▶ Excerpted text
So what’s happening? Clearly, the Heavy Metal of the 70s is so different from the Metal of the new millennium, that modern fans couldn’t reconcile the two sounds falling under the same umbrella, and decided en masse that the genre boundaries needed to be re-drawn. Obviously Metal music of the 70’s hasn’t changed, only the category to which we might assign it. The sole exception seems to be Black Sabbath, who will probably never lose their Heavy Metal status, due to being widely regarded as the inventors of the genre, but other 70’s Heavy-weights still considered Metal today have begun sporting the ‘proto-‘ prefix before their descriptor. There’s been no coordinated plan, no petition, no agreed-upon date for this change; it’s occurring gradually, organically. For a student of the genre, it’s a fascinating phenomenon.

Ironically, we might consider 1980 and the rise of the NWOBHM to be the cut-off point. It seems as if, at some point after the turn of the millennium, most of the Metal bands of the pre-NWOBHM era (otherwise known as ‘The 1970s’) found their Metal cred in question. I say it’s ironic because the term ‘New Wave of British Heavy Metal’ implies that there was a previous wave of British Heavy Metal. And of course, there was; Queen, UFO, Budgie, Rainbow, Judas Priest all existed before the NWOBHM. But here again, most of these bands are being re-christened as ‘Hard Rock’. But the NWOBHM makes sense as new genre boundary, as after the passage of several generations, the era of the genre’s rebirth becomes regarded as the era of it’s birth.

▶ Collected data
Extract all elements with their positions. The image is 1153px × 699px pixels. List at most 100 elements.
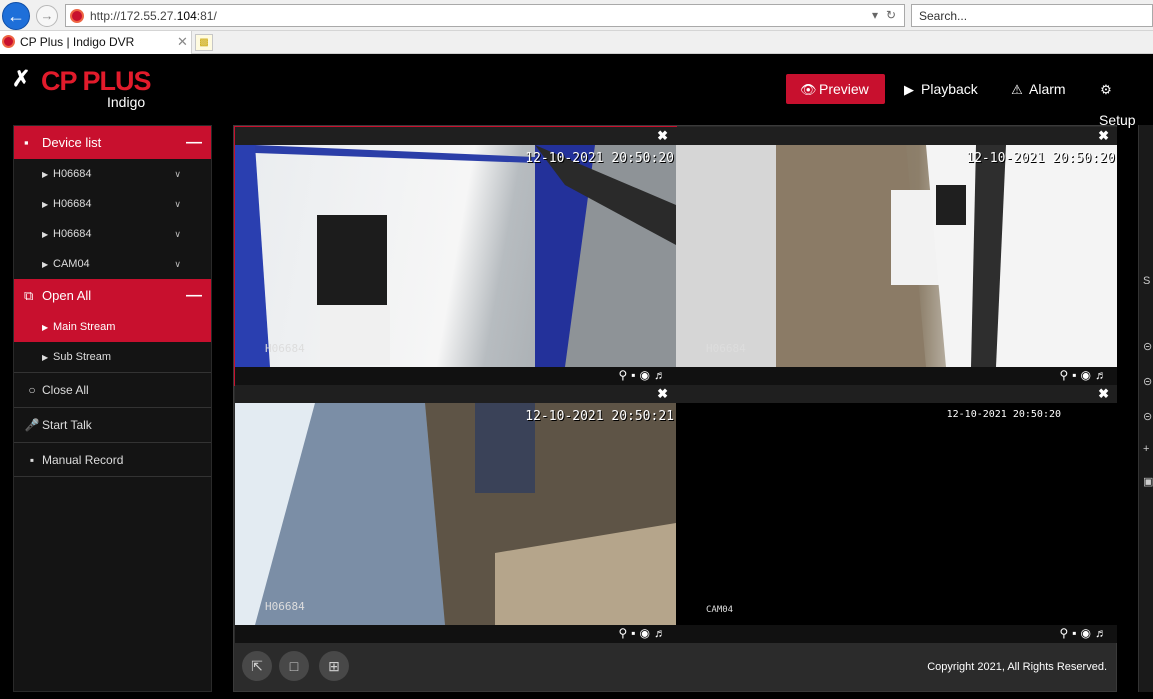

▶ Tasks to complete
1 – In the passage on shifting Heavy Metal genre boundaries, which band is said to be the sole exception that will probably never lose its Heavy Metal status?
2 – Carry on the passage on shifting Heavy Metal genre boundaries, beginning after its final sentence.

▶ Answers provided
1 – Black Sabbath.

2 –
Do I sound like an ageing fan with a fading memory? Are there readers out there who were born sometime in the 70s, or after, who are thinking ‘this guy is nuts; Hard Rock is Hard Rock and Heavy Metal is Heavy Metal!’ I’m here to tell you it wasn’t always that way. And I can prove it. No, I’m not going to refer you to the internet, where the vast majority fof the content was likely generated after this HR/HM shift began. No, to confirm this, we need access to a static, unchanging source of information, one contemporary to the time period in question: that old pile of Circus and CREEM magazines in my basement. Watch your head.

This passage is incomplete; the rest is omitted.